** GOAL **
Copy out every line of the material below exactly, keeping each one unchanged.

** STORED RECORDS **
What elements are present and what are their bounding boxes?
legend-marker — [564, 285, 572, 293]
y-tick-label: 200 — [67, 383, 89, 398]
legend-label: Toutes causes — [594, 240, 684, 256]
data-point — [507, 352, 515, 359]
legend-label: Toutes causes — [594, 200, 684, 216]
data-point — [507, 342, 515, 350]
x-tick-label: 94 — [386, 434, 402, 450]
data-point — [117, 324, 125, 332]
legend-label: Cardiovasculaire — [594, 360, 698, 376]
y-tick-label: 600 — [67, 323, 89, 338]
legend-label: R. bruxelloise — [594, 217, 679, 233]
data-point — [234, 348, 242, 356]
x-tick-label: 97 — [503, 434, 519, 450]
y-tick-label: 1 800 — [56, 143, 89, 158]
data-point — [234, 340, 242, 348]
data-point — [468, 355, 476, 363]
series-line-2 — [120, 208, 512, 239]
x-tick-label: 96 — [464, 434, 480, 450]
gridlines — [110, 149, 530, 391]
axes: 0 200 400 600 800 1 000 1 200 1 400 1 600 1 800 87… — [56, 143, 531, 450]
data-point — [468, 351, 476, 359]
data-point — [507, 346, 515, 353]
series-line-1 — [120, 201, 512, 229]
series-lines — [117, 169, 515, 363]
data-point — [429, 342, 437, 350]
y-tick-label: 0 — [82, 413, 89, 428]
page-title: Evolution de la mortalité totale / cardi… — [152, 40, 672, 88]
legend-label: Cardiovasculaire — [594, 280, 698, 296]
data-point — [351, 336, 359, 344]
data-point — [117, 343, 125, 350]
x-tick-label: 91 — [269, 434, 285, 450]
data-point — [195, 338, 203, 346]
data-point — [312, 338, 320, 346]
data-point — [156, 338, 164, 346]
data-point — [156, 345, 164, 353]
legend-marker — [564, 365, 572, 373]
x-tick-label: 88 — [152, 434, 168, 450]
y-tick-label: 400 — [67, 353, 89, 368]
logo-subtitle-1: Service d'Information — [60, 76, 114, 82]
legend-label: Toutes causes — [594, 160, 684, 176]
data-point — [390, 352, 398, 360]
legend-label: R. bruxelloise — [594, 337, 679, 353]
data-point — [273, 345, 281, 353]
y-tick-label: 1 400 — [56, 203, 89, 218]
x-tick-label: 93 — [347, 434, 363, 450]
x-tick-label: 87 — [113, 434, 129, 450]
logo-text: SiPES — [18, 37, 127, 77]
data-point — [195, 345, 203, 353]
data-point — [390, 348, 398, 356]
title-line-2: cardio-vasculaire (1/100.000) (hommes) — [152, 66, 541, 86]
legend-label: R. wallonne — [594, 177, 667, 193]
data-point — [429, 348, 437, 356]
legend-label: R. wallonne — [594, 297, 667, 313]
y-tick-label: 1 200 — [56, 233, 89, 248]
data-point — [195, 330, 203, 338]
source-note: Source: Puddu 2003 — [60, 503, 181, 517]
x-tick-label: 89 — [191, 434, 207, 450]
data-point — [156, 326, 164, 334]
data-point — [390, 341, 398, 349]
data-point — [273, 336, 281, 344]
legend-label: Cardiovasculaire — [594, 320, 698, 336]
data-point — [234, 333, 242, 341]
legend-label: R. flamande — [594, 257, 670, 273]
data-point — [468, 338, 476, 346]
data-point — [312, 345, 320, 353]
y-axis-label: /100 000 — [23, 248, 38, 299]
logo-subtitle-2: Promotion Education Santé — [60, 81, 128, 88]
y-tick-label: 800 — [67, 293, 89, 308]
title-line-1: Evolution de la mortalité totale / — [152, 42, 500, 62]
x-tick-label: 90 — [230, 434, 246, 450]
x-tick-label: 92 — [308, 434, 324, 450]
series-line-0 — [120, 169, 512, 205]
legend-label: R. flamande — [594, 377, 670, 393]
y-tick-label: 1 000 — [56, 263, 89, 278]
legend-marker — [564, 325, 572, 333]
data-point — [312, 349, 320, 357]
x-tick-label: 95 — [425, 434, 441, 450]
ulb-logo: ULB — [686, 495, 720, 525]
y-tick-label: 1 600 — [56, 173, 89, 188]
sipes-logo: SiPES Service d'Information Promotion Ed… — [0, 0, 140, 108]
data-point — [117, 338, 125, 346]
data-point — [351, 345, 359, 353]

** RIGHT ANSWER **
What elements are present and what are their bounding boxes?
legend-marker — [564, 285, 572, 293]
y-tick-label: 200 — [67, 383, 89, 398]
legend-label: Toutes causes — [594, 240, 684, 256]
data-point — [507, 352, 515, 359]
legend-label: Toutes causes — [594, 200, 684, 216]
data-point — [507, 342, 515, 350]
x-tick-label: 94 — [386, 434, 402, 450]
data-point — [117, 324, 125, 332]
legend-label: Cardiovasculaire — [594, 360, 698, 376]
y-tick-label: 600 — [67, 323, 89, 338]
legend-label: R. bruxelloise — [594, 217, 679, 233]
data-point — [234, 348, 242, 356]
x-tick-label: 97 — [503, 434, 519, 450]
y-tick-label: 1 800 — [56, 143, 89, 158]
data-point — [234, 340, 242, 348]
data-point — [468, 355, 476, 363]
series-line-2 — [120, 208, 512, 239]
x-tick-label: 96 — [464, 434, 480, 450]
gridlines — [110, 149, 530, 391]
axes: 0 200 400 600 800 1 000 1 200 1 400 1 600 1 800 87… — [56, 143, 531, 450]
data-point — [468, 351, 476, 359]
data-point — [507, 346, 515, 353]
series-line-1 — [120, 201, 512, 229]
series-lines — [117, 169, 515, 363]
data-point — [429, 342, 437, 350]
y-tick-label: 0 — [82, 413, 89, 428]
page-title: Evolution de la mortalité totale / cardi… — [152, 40, 672, 88]
legend-label: Cardiovasculaire — [594, 280, 698, 296]
data-point — [351, 336, 359, 344]
data-point — [117, 343, 125, 350]
x-tick-label: 91 — [269, 434, 285, 450]
data-point — [195, 338, 203, 346]
data-point — [312, 338, 320, 346]
data-point — [156, 338, 164, 346]
data-point — [156, 345, 164, 353]
legend-marker — [564, 365, 572, 373]
x-tick-label: 88 — [152, 434, 168, 450]
y-tick-label: 400 — [67, 353, 89, 368]
logo-subtitle-1: Service d'Information — [60, 76, 114, 82]
legend-label: Toutes causes — [594, 160, 684, 176]
data-point — [390, 352, 398, 360]
legend-label: R. bruxelloise — [594, 337, 679, 353]
data-point — [273, 345, 281, 353]
y-tick-label: 1 400 — [56, 203, 89, 218]
x-tick-label: 93 — [347, 434, 363, 450]
x-tick-label: 87 — [113, 434, 129, 450]
logo-text: SiPES — [18, 37, 127, 77]
data-point — [195, 345, 203, 353]
data-point — [390, 348, 398, 356]
title-line-2: cardio-vasculaire (1/100.000) (hommes) — [152, 66, 541, 86]
legend-label: R. wallonne — [594, 177, 667, 193]
data-point — [429, 348, 437, 356]
legend-label: R. wallonne — [594, 297, 667, 313]
y-tick-label: 1 200 — [56, 233, 89, 248]
data-point — [195, 330, 203, 338]
source-note: Source: Puddu 2003 — [60, 503, 181, 517]
x-tick-label: 89 — [191, 434, 207, 450]
data-point — [156, 326, 164, 334]
data-point — [390, 341, 398, 349]
data-point — [273, 336, 281, 344]
legend-label: Cardiovasculaire — [594, 320, 698, 336]
data-point — [234, 333, 242, 341]
legend-label: R. flamande — [594, 257, 670, 273]
data-point — [468, 338, 476, 346]
data-point — [312, 345, 320, 353]
y-axis-label: /100 000 — [23, 248, 38, 299]
logo-subtitle-2: Promotion Education Santé — [60, 81, 128, 88]
y-tick-label: 800 — [67, 293, 89, 308]
title-line-1: Evolution de la mortalité totale / — [152, 42, 500, 62]
x-tick-label: 90 — [230, 434, 246, 450]
x-tick-label: 92 — [308, 434, 324, 450]
series-line-0 — [120, 169, 512, 205]
legend-label: R. flamande — [594, 377, 670, 393]
y-tick-label: 1 000 — [56, 263, 89, 278]
legend-marker — [564, 325, 572, 333]
data-point — [312, 349, 320, 357]
x-tick-label: 95 — [425, 434, 441, 450]
ulb-logo: ULB — [686, 495, 720, 525]
y-tick-label: 1 600 — [56, 173, 89, 188]
sipes-logo: SiPES Service d'Information Promotion Ed… — [0, 0, 140, 108]
data-point — [117, 338, 125, 346]
data-point — [351, 345, 359, 353]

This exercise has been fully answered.